• **STATED EXERCISE**:
Transcribe every line exactly. Leave the pictures behind.

-- Begin GIVEN RECORDS --

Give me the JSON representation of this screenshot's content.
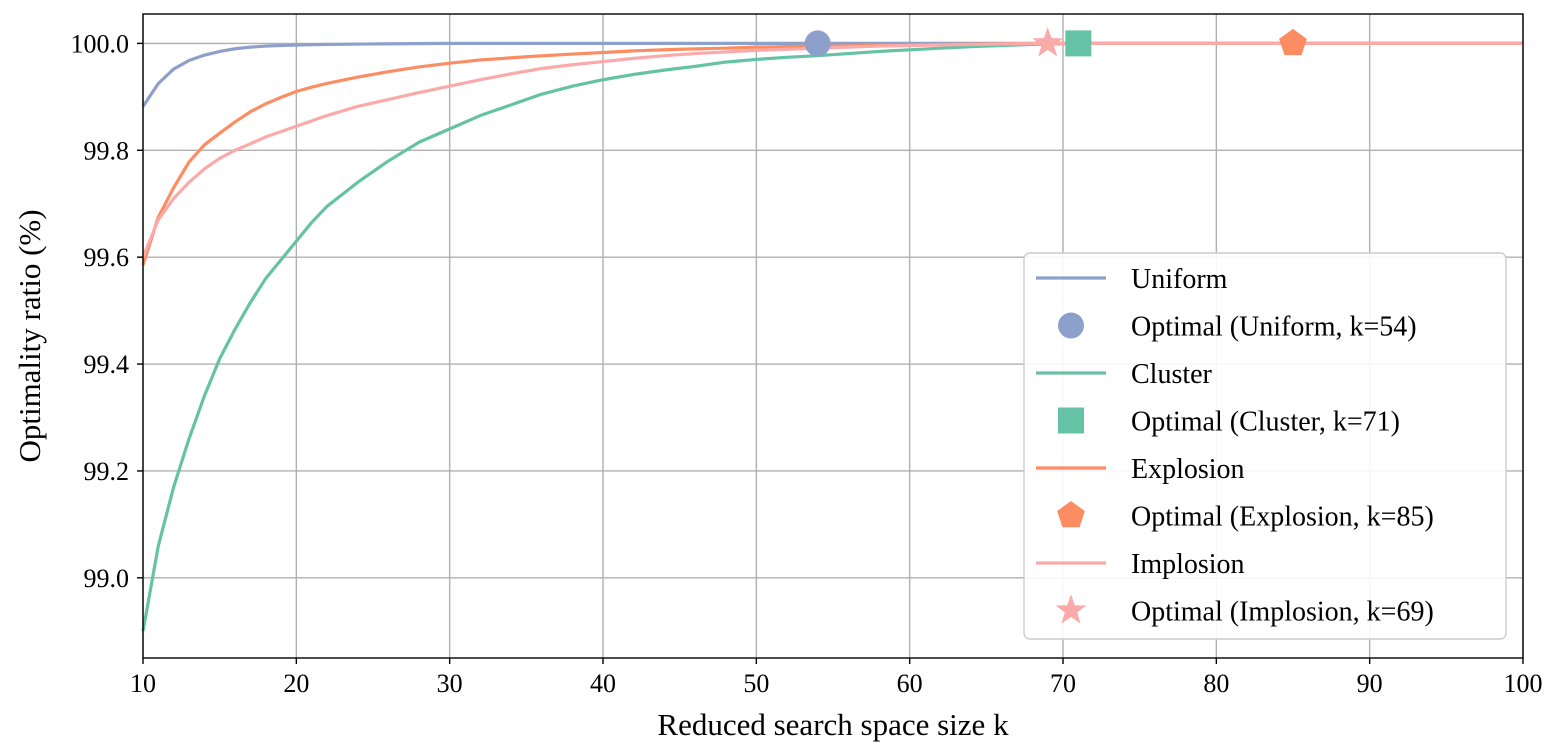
{
  "chart_data": {
    "type": "line",
    "title": "",
    "xlabel": "Reduced search space size k",
    "ylabel": "Optimality ratio (%)",
    "xlim": [
      10,
      100
    ],
    "ylim": [
      98.85,
      100.055
    ],
    "xticks": [
      10,
      20,
      30,
      40,
      50,
      60,
      70,
      80,
      90,
      100
    ],
    "xtick_labels": [
      "10",
      "20",
      "30",
      "40",
      "50",
      "60",
      "70",
      "80",
      "90",
      "100"
    ],
    "yticks": [
      99.0,
      99.2,
      99.4,
      99.6,
      99.8,
      100.0
    ],
    "ytick_labels": [
      "99.0",
      "99.2",
      "99.4",
      "99.6",
      "99.8",
      "100.0"
    ],
    "grid": true,
    "legend_position": "lower-right",
    "series": [
      {
        "name": "Uniform",
        "color": "#8da0cb",
        "x": [
          10,
          11,
          12,
          13,
          14,
          15,
          16,
          17,
          18,
          20,
          22,
          25,
          30,
          40,
          54,
          60,
          70,
          80,
          90,
          100
        ],
        "y": [
          99.882,
          99.925,
          99.952,
          99.968,
          99.978,
          99.985,
          99.99,
          99.993,
          99.995,
          99.997,
          99.998,
          99.999,
          100.0,
          100.0,
          100.0,
          100.0,
          100.0,
          100.0,
          100.0,
          100.0
        ]
      },
      {
        "name": "Cluster",
        "color": "#66c2a5",
        "x": [
          10,
          11,
          12,
          13,
          14,
          15,
          16,
          17,
          18,
          19,
          20,
          21,
          22,
          24,
          26,
          28,
          30,
          32,
          34,
          36,
          38,
          40,
          42,
          44,
          46,
          48,
          50,
          52,
          54,
          56,
          58,
          60,
          62,
          64,
          66,
          68,
          71,
          80,
          90,
          100
        ],
        "y": [
          98.9,
          99.06,
          99.17,
          99.26,
          99.34,
          99.41,
          99.465,
          99.515,
          99.56,
          99.595,
          99.63,
          99.665,
          99.695,
          99.74,
          99.78,
          99.815,
          99.84,
          99.865,
          99.885,
          99.905,
          99.92,
          99.932,
          99.942,
          99.95,
          99.957,
          99.965,
          99.97,
          99.974,
          99.977,
          99.981,
          99.985,
          99.988,
          99.991,
          99.994,
          99.996,
          99.998,
          100.0,
          100.0,
          100.0,
          100.0
        ]
      },
      {
        "name": "Explosion",
        "color": "#fc8d62",
        "x": [
          10,
          11,
          12,
          13,
          14,
          15,
          16,
          17,
          18,
          19,
          20,
          21,
          22,
          24,
          26,
          28,
          30,
          32,
          35,
          38,
          40,
          42,
          45,
          48,
          50,
          52,
          55,
          58,
          60,
          62,
          65,
          68,
          70,
          75,
          80,
          85,
          90,
          100
        ],
        "y": [
          99.585,
          99.675,
          99.73,
          99.778,
          99.81,
          99.832,
          99.853,
          99.872,
          99.887,
          99.899,
          99.91,
          99.918,
          99.925,
          99.937,
          99.947,
          99.956,
          99.963,
          99.969,
          99.975,
          99.98,
          99.983,
          99.986,
          99.989,
          99.991,
          99.993,
          99.994,
          99.995,
          99.996,
          99.997,
          99.998,
          99.999,
          99.9995,
          100.0,
          100.0,
          100.0,
          100.0,
          100.0,
          100.0
        ]
      },
      {
        "name": "Implosion",
        "color": "#fbaaaa",
        "x": [
          10,
          11,
          12,
          13,
          14,
          15,
          16,
          17,
          18,
          19,
          20,
          21,
          22,
          24,
          26,
          28,
          30,
          32,
          34,
          36,
          38,
          40,
          42,
          44,
          46,
          48,
          50,
          52,
          54,
          56,
          58,
          60,
          62,
          64,
          66,
          69,
          80,
          90,
          100
        ],
        "y": [
          99.6,
          99.67,
          99.71,
          99.74,
          99.765,
          99.785,
          99.8,
          99.812,
          99.825,
          99.835,
          99.845,
          99.855,
          99.865,
          99.882,
          99.895,
          99.908,
          99.92,
          99.932,
          99.943,
          99.953,
          99.96,
          99.966,
          99.972,
          99.977,
          99.981,
          99.984,
          99.987,
          99.989,
          99.991,
          99.993,
          99.995,
          99.996,
          99.997,
          99.998,
          99.999,
          100.0,
          100.0,
          100.0,
          100.0
        ]
      }
    ],
    "optimal_points": [
      {
        "name": "Optimal (Uniform, k=54)",
        "x": 54,
        "y": 100.0,
        "marker": "circle",
        "color": "#8da0cb"
      },
      {
        "name": "Optimal (Cluster, k=71)",
        "x": 71,
        "y": 100.0,
        "marker": "square",
        "color": "#66c2a5"
      },
      {
        "name": "Optimal (Explosion, k=85)",
        "x": 85,
        "y": 100.0,
        "marker": "pentagon",
        "color": "#fc8d62"
      },
      {
        "name": "Optimal (Implosion, k=69)",
        "x": 69,
        "y": 100.0,
        "marker": "star",
        "color": "#fbaaaa"
      }
    ],
    "legend": [
      {
        "label": "Uniform",
        "kind": "line",
        "color": "#8da0cb"
      },
      {
        "label": "Optimal (Uniform, k=54)",
        "kind": "circle",
        "color": "#8da0cb"
      },
      {
        "label": "Cluster",
        "kind": "line",
        "color": "#66c2a5"
      },
      {
        "label": "Optimal (Cluster, k=71)",
        "kind": "square",
        "color": "#66c2a5"
      },
      {
        "label": "Explosion",
        "kind": "line",
        "color": "#fc8d62"
      },
      {
        "label": "Optimal (Explosion, k=85)",
        "kind": "pentagon",
        "color": "#fc8d62"
      },
      {
        "label": "Implosion",
        "kind": "line",
        "color": "#fbaaaa"
      },
      {
        "label": "Optimal (Implosion, k=69)",
        "kind": "star",
        "color": "#fbaaaa"
      }
    ]
  }
}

-- End GIVEN RECORDS --

• **OUTPUT**:
Give me the JSON representation of this screenshot's content.
{
  "chart_data": {
    "type": "line",
    "title": "",
    "xlabel": "Reduced search space size k",
    "ylabel": "Optimality ratio (%)",
    "xlim": [
      10,
      100
    ],
    "ylim": [
      98.85,
      100.055
    ],
    "xticks": [
      10,
      20,
      30,
      40,
      50,
      60,
      70,
      80,
      90,
      100
    ],
    "xtick_labels": [
      "10",
      "20",
      "30",
      "40",
      "50",
      "60",
      "70",
      "80",
      "90",
      "100"
    ],
    "yticks": [
      99.0,
      99.2,
      99.4,
      99.6,
      99.8,
      100.0
    ],
    "ytick_labels": [
      "99.0",
      "99.2",
      "99.4",
      "99.6",
      "99.8",
      "100.0"
    ],
    "grid": true,
    "legend_position": "lower-right",
    "series": [
      {
        "name": "Uniform",
        "color": "#8da0cb",
        "x": [
          10,
          11,
          12,
          13,
          14,
          15,
          16,
          17,
          18,
          20,
          22,
          25,
          30,
          40,
          54,
          60,
          70,
          80,
          90,
          100
        ],
        "y": [
          99.882,
          99.925,
          99.952,
          99.968,
          99.978,
          99.985,
          99.99,
          99.993,
          99.995,
          99.997,
          99.998,
          99.999,
          100.0,
          100.0,
          100.0,
          100.0,
          100.0,
          100.0,
          100.0,
          100.0
        ]
      },
      {
        "name": "Cluster",
        "color": "#66c2a5",
        "x": [
          10,
          11,
          12,
          13,
          14,
          15,
          16,
          17,
          18,
          19,
          20,
          21,
          22,
          24,
          26,
          28,
          30,
          32,
          34,
          36,
          38,
          40,
          42,
          44,
          46,
          48,
          50,
          52,
          54,
          56,
          58,
          60,
          62,
          64,
          66,
          68,
          71,
          80,
          90,
          100
        ],
        "y": [
          98.9,
          99.06,
          99.17,
          99.26,
          99.34,
          99.41,
          99.465,
          99.515,
          99.56,
          99.595,
          99.63,
          99.665,
          99.695,
          99.74,
          99.78,
          99.815,
          99.84,
          99.865,
          99.885,
          99.905,
          99.92,
          99.932,
          99.942,
          99.95,
          99.957,
          99.965,
          99.97,
          99.974,
          99.977,
          99.981,
          99.985,
          99.988,
          99.991,
          99.994,
          99.996,
          99.998,
          100.0,
          100.0,
          100.0,
          100.0
        ]
      },
      {
        "name": "Explosion",
        "color": "#fc8d62",
        "x": [
          10,
          11,
          12,
          13,
          14,
          15,
          16,
          17,
          18,
          19,
          20,
          21,
          22,
          24,
          26,
          28,
          30,
          32,
          35,
          38,
          40,
          42,
          45,
          48,
          50,
          52,
          55,
          58,
          60,
          62,
          65,
          68,
          70,
          75,
          80,
          85,
          90,
          100
        ],
        "y": [
          99.585,
          99.675,
          99.73,
          99.778,
          99.81,
          99.832,
          99.853,
          99.872,
          99.887,
          99.899,
          99.91,
          99.918,
          99.925,
          99.937,
          99.947,
          99.956,
          99.963,
          99.969,
          99.975,
          99.98,
          99.983,
          99.986,
          99.989,
          99.991,
          99.993,
          99.994,
          99.995,
          99.996,
          99.997,
          99.998,
          99.999,
          99.9995,
          100.0,
          100.0,
          100.0,
          100.0,
          100.0,
          100.0
        ]
      },
      {
        "name": "Implosion",
        "color": "#fbaaaa",
        "x": [
          10,
          11,
          12,
          13,
          14,
          15,
          16,
          17,
          18,
          19,
          20,
          21,
          22,
          24,
          26,
          28,
          30,
          32,
          34,
          36,
          38,
          40,
          42,
          44,
          46,
          48,
          50,
          52,
          54,
          56,
          58,
          60,
          62,
          64,
          66,
          69,
          80,
          90,
          100
        ],
        "y": [
          99.6,
          99.67,
          99.71,
          99.74,
          99.765,
          99.785,
          99.8,
          99.812,
          99.825,
          99.835,
          99.845,
          99.855,
          99.865,
          99.882,
          99.895,
          99.908,
          99.92,
          99.932,
          99.943,
          99.953,
          99.96,
          99.966,
          99.972,
          99.977,
          99.981,
          99.984,
          99.987,
          99.989,
          99.991,
          99.993,
          99.995,
          99.996,
          99.997,
          99.998,
          99.999,
          100.0,
          100.0,
          100.0,
          100.0
        ]
      }
    ],
    "optimal_points": [
      {
        "name": "Optimal (Uniform, k=54)",
        "x": 54,
        "y": 100.0,
        "marker": "circle",
        "color": "#8da0cb"
      },
      {
        "name": "Optimal (Cluster, k=71)",
        "x": 71,
        "y": 100.0,
        "marker": "square",
        "color": "#66c2a5"
      },
      {
        "name": "Optimal (Explosion, k=85)",
        "x": 85,
        "y": 100.0,
        "marker": "pentagon",
        "color": "#fc8d62"
      },
      {
        "name": "Optimal (Implosion, k=69)",
        "x": 69,
        "y": 100.0,
        "marker": "star",
        "color": "#fbaaaa"
      }
    ],
    "legend": [
      {
        "label": "Uniform",
        "kind": "line",
        "color": "#8da0cb"
      },
      {
        "label": "Optimal (Uniform, k=54)",
        "kind": "circle",
        "color": "#8da0cb"
      },
      {
        "label": "Cluster",
        "kind": "line",
        "color": "#66c2a5"
      },
      {
        "label": "Optimal (Cluster, k=71)",
        "kind": "square",
        "color": "#66c2a5"
      },
      {
        "label": "Explosion",
        "kind": "line",
        "color": "#fc8d62"
      },
      {
        "label": "Optimal (Explosion, k=85)",
        "kind": "pentagon",
        "color": "#fc8d62"
      },
      {
        "label": "Implosion",
        "kind": "line",
        "color": "#fbaaaa"
      },
      {
        "label": "Optimal (Implosion, k=69)",
        "kind": "star",
        "color": "#fbaaaa"
      }
    ]
  }
}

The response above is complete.